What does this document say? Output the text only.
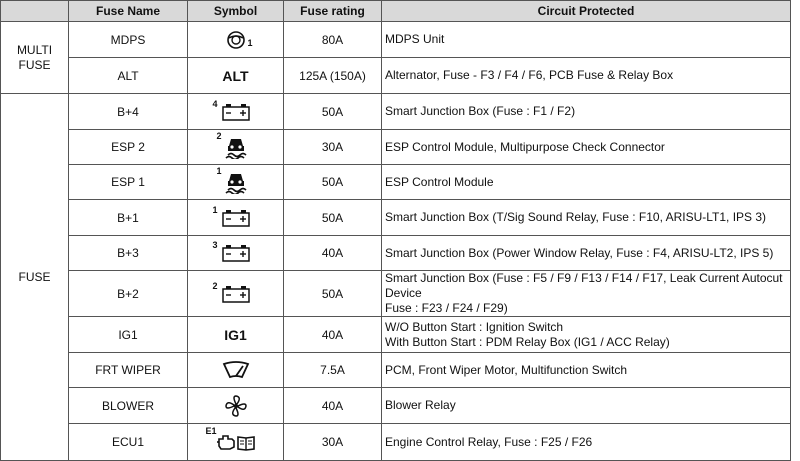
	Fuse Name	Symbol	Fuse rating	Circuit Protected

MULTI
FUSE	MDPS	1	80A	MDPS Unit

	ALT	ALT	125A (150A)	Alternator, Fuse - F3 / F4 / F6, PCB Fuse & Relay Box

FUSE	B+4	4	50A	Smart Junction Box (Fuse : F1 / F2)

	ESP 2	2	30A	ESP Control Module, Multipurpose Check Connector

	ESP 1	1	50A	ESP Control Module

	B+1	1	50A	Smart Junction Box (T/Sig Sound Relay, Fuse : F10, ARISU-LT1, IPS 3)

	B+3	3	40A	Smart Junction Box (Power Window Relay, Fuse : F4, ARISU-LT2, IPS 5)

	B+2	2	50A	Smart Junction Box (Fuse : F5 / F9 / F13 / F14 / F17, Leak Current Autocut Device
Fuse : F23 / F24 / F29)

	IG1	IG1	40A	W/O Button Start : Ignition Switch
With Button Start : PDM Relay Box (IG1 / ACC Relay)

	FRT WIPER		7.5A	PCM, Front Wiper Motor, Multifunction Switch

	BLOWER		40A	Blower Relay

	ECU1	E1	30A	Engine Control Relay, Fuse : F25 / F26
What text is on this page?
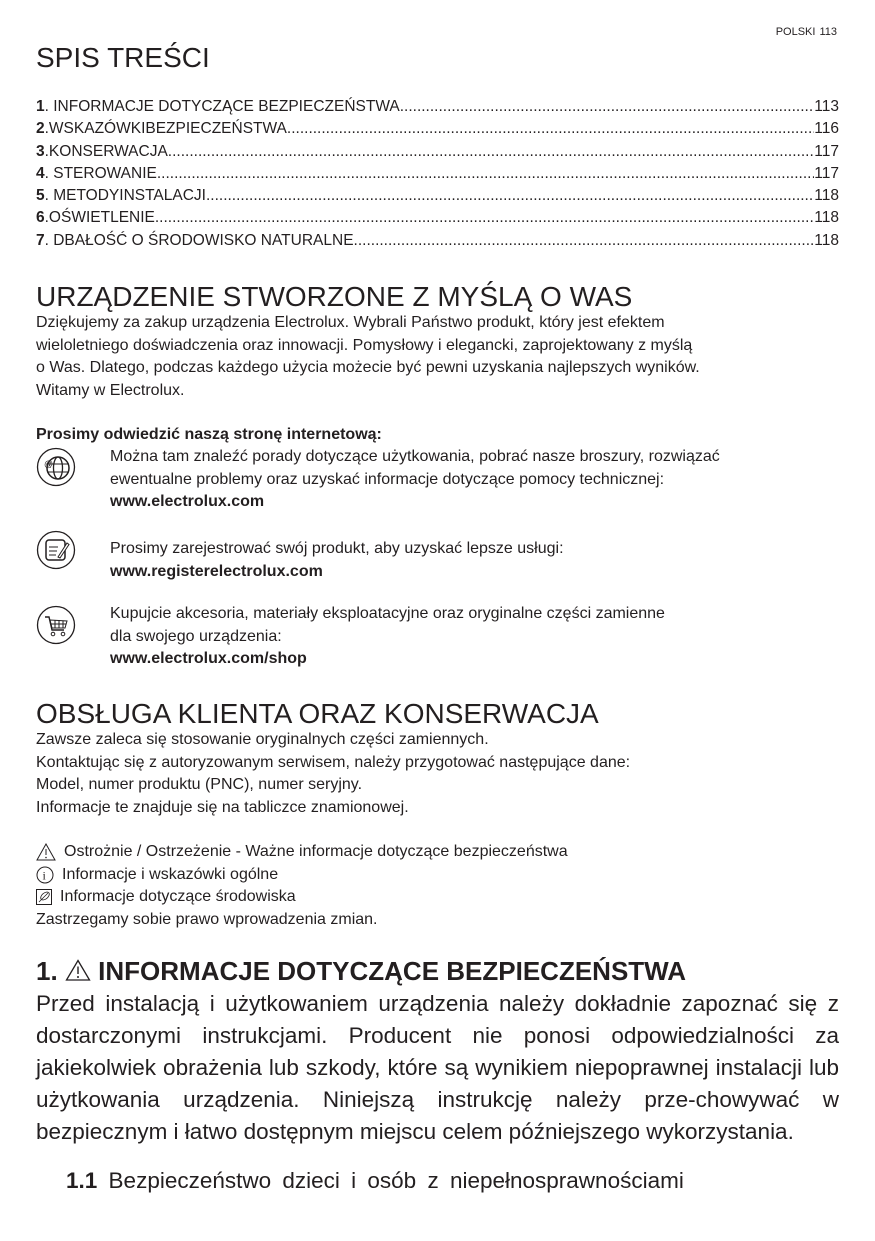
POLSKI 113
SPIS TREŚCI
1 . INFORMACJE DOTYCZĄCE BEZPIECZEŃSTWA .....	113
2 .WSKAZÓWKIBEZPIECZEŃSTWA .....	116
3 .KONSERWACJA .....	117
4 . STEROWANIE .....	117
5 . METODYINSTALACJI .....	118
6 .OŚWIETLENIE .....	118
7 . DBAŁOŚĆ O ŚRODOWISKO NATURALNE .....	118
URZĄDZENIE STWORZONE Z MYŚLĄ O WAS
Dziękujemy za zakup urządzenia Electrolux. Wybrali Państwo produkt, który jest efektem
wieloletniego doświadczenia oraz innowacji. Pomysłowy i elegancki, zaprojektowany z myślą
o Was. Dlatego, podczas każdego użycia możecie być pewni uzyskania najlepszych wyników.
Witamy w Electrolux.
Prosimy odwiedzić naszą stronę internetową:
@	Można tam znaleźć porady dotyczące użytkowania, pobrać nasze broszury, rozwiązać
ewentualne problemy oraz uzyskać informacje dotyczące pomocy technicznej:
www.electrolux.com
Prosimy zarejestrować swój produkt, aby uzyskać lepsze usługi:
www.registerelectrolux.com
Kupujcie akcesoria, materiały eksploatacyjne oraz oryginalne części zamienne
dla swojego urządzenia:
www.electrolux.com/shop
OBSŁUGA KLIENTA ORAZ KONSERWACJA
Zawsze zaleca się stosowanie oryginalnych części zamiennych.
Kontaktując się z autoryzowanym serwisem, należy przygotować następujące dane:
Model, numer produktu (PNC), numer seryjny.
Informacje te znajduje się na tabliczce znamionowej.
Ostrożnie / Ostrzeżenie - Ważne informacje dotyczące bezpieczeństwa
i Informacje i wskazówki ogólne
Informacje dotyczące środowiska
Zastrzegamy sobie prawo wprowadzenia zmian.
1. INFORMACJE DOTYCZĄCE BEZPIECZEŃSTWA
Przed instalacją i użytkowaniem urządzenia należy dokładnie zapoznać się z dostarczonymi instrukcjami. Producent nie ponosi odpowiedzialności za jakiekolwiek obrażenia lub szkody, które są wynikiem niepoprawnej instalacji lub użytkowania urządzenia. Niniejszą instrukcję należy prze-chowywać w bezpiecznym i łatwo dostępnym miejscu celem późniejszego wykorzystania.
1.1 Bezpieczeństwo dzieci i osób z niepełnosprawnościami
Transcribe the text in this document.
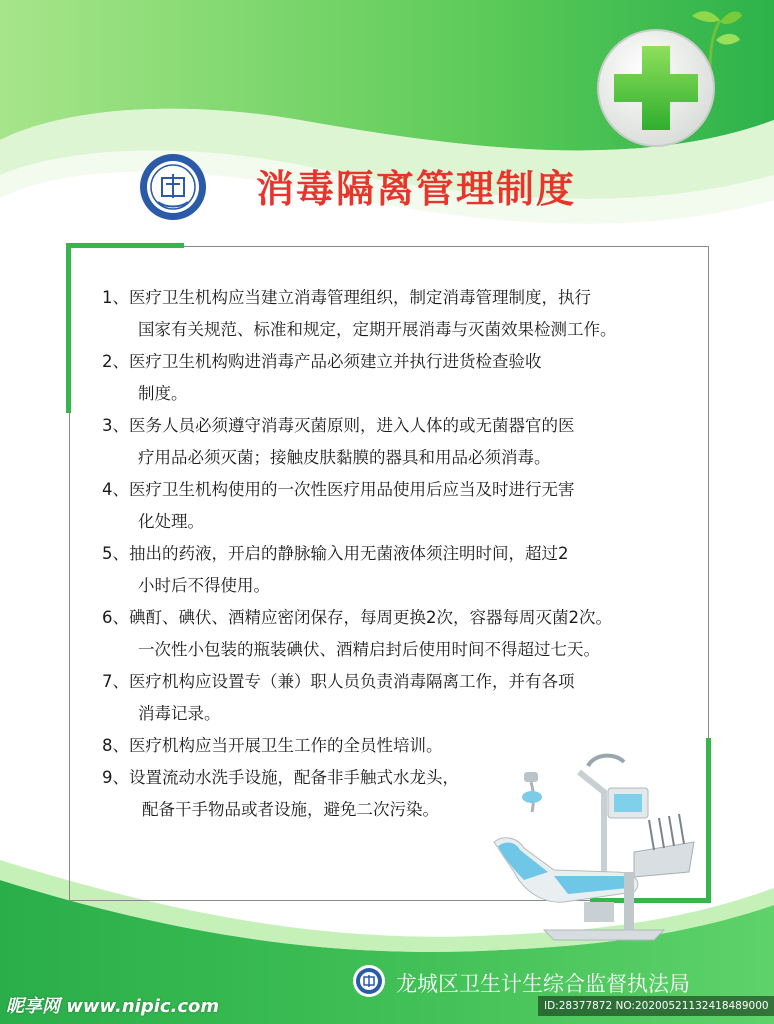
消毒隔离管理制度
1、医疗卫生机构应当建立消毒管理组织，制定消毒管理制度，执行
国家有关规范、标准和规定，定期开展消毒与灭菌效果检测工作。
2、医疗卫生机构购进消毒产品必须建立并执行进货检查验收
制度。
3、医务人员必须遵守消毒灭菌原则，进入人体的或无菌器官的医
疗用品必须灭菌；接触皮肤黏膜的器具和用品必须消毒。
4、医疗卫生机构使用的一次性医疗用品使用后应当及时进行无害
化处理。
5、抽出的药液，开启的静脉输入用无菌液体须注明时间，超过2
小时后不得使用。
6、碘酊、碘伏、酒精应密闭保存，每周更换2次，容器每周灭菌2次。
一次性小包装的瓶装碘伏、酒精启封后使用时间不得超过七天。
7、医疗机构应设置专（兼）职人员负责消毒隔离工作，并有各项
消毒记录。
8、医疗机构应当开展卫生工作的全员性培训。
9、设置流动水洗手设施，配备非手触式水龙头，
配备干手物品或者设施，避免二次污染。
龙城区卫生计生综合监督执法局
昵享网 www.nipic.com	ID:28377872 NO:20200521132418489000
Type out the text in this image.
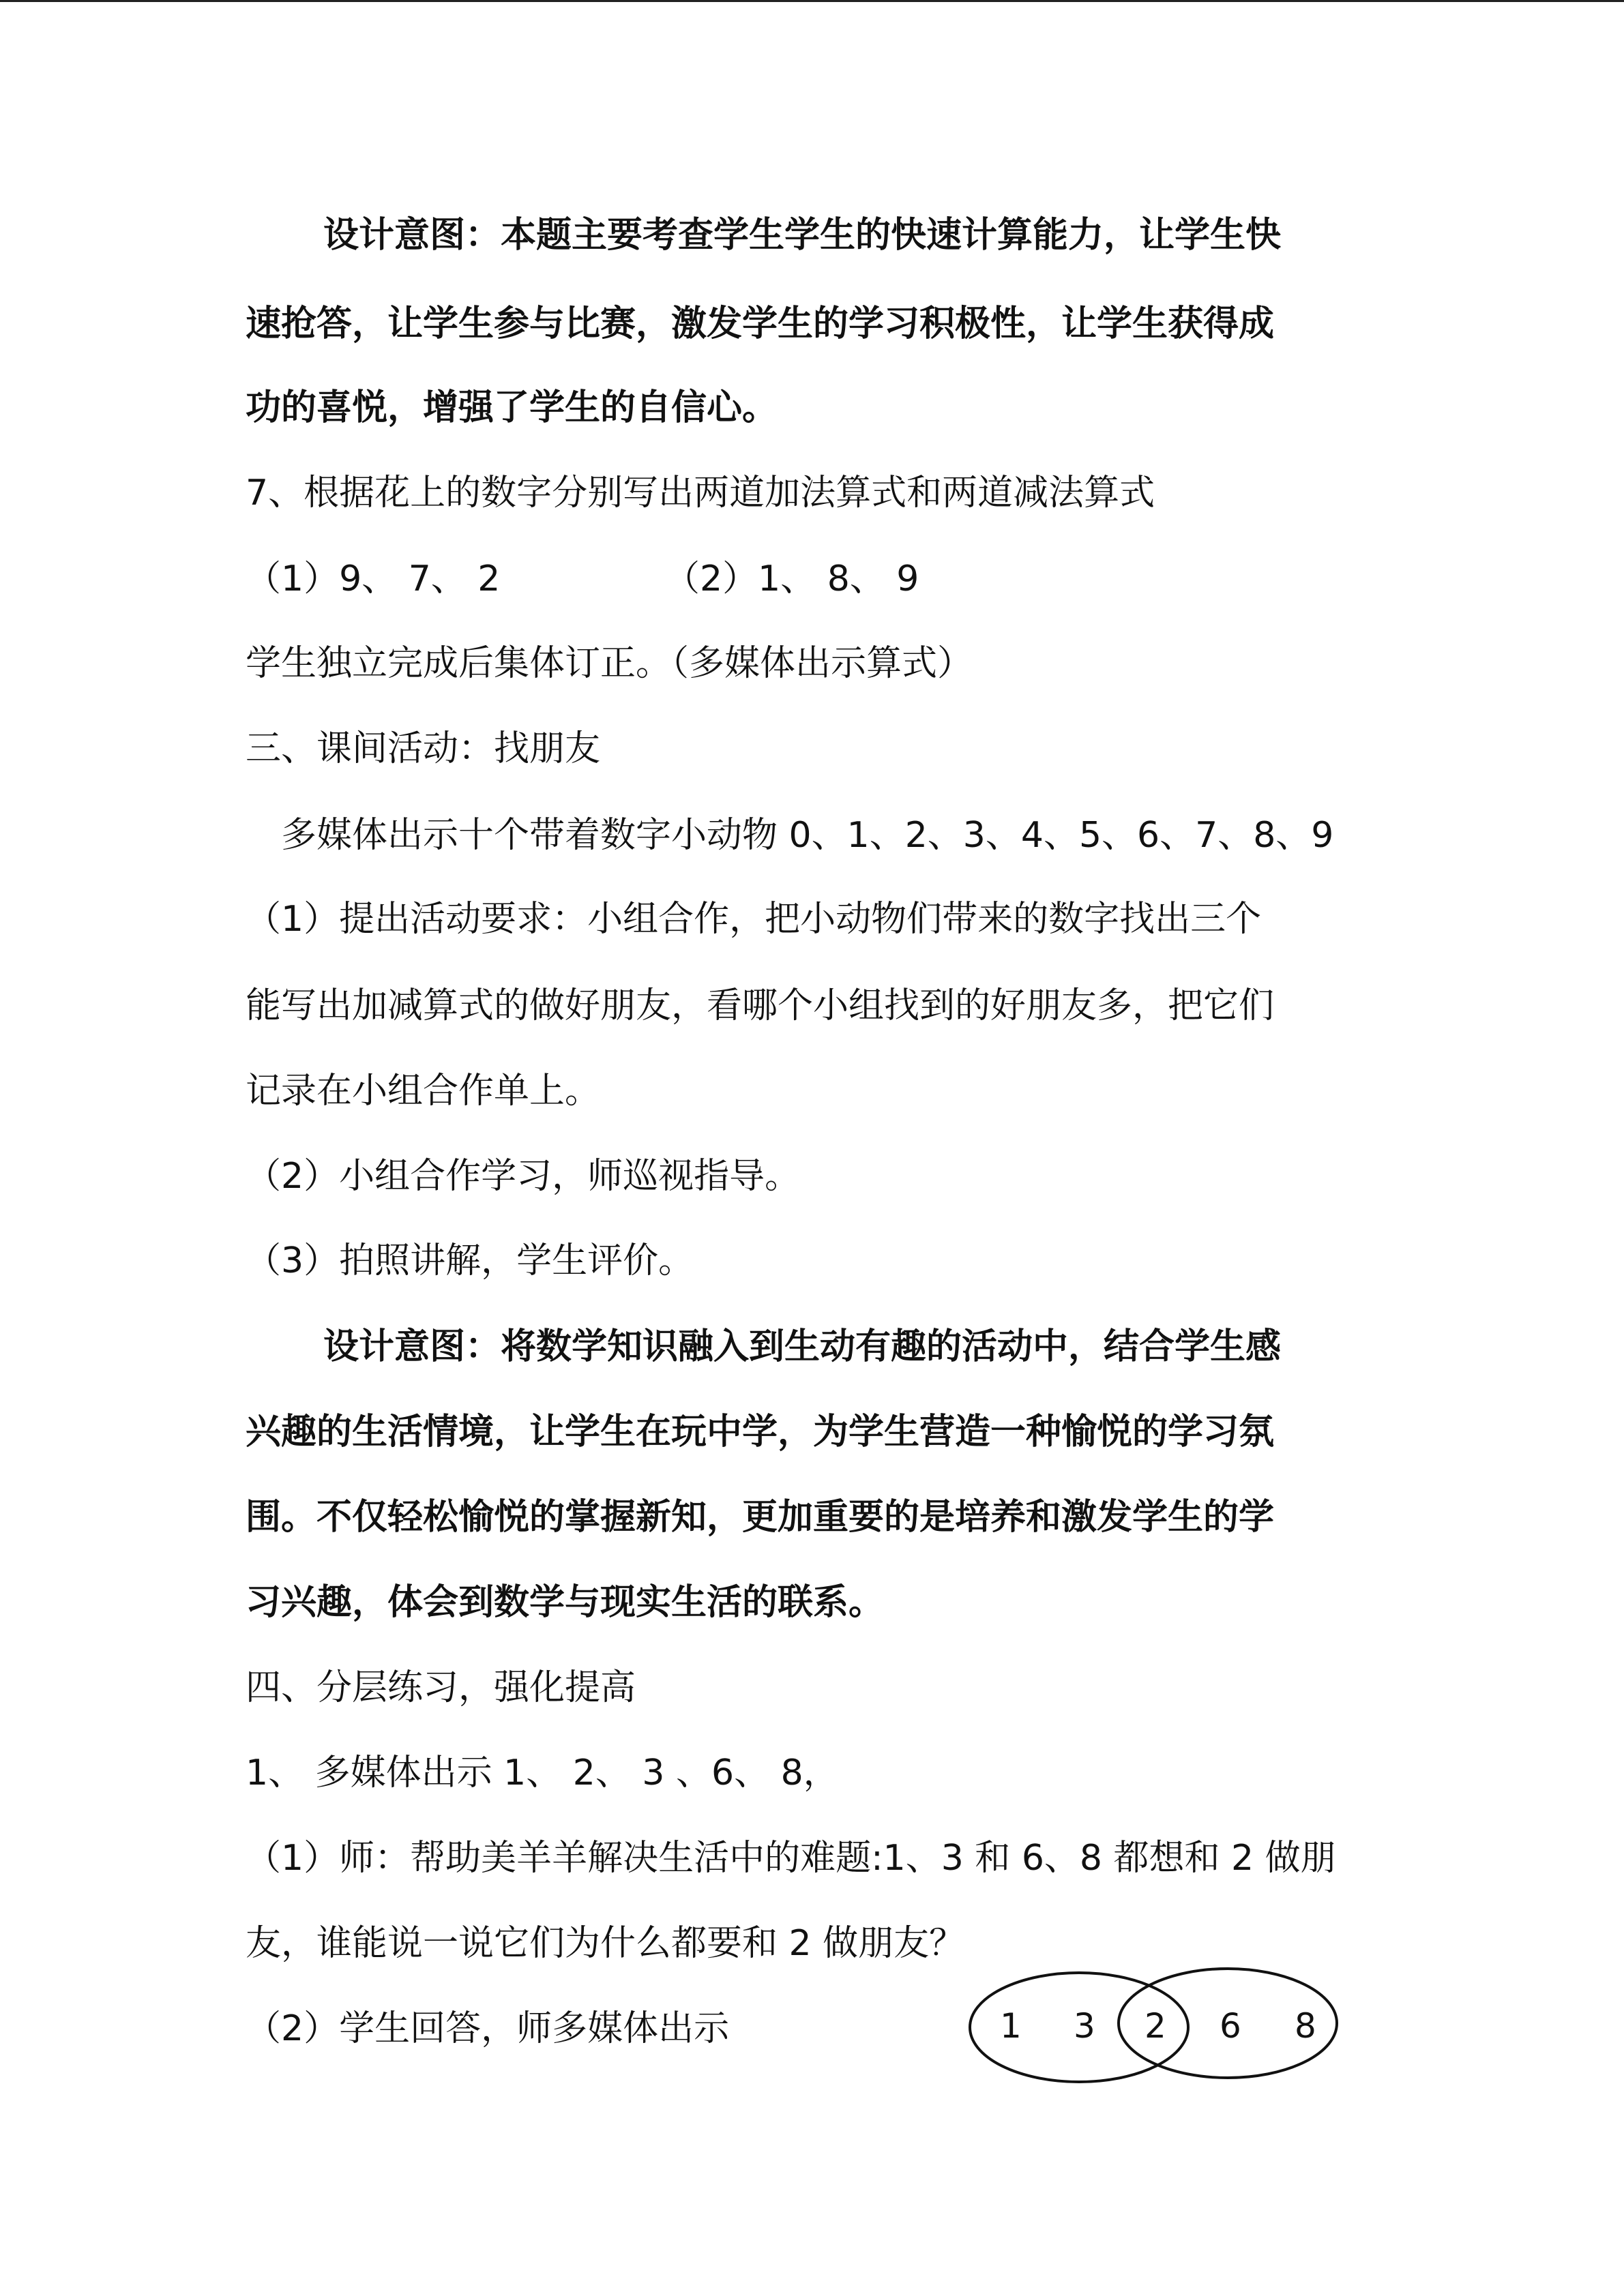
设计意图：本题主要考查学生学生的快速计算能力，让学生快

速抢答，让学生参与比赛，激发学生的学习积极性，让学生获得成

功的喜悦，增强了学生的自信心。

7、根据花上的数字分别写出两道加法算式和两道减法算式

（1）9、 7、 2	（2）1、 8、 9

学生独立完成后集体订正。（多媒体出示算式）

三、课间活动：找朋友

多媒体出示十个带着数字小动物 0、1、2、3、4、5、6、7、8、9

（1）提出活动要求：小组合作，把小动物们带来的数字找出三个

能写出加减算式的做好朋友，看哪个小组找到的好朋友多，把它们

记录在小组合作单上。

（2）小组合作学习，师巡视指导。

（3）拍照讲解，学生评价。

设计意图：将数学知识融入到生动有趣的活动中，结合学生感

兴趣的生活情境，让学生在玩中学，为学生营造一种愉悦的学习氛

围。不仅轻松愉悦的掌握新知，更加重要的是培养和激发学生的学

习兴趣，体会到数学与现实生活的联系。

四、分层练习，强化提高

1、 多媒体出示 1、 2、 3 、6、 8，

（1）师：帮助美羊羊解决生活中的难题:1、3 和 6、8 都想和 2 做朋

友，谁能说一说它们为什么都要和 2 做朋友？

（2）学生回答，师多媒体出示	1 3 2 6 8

Instructions to follow
Select all lines with the word "ARISU" from the entries above.

Exercise response
	B+1	1	50A	Smart Junction Box (T/Sig Sound Relay, Fuse : F10, ARISU-LT1, IPS 3)
	B+3	3	40A	Smart Junction Box (Power Window Relay, Fuse : F4, ARISU-LT2, IPS 5)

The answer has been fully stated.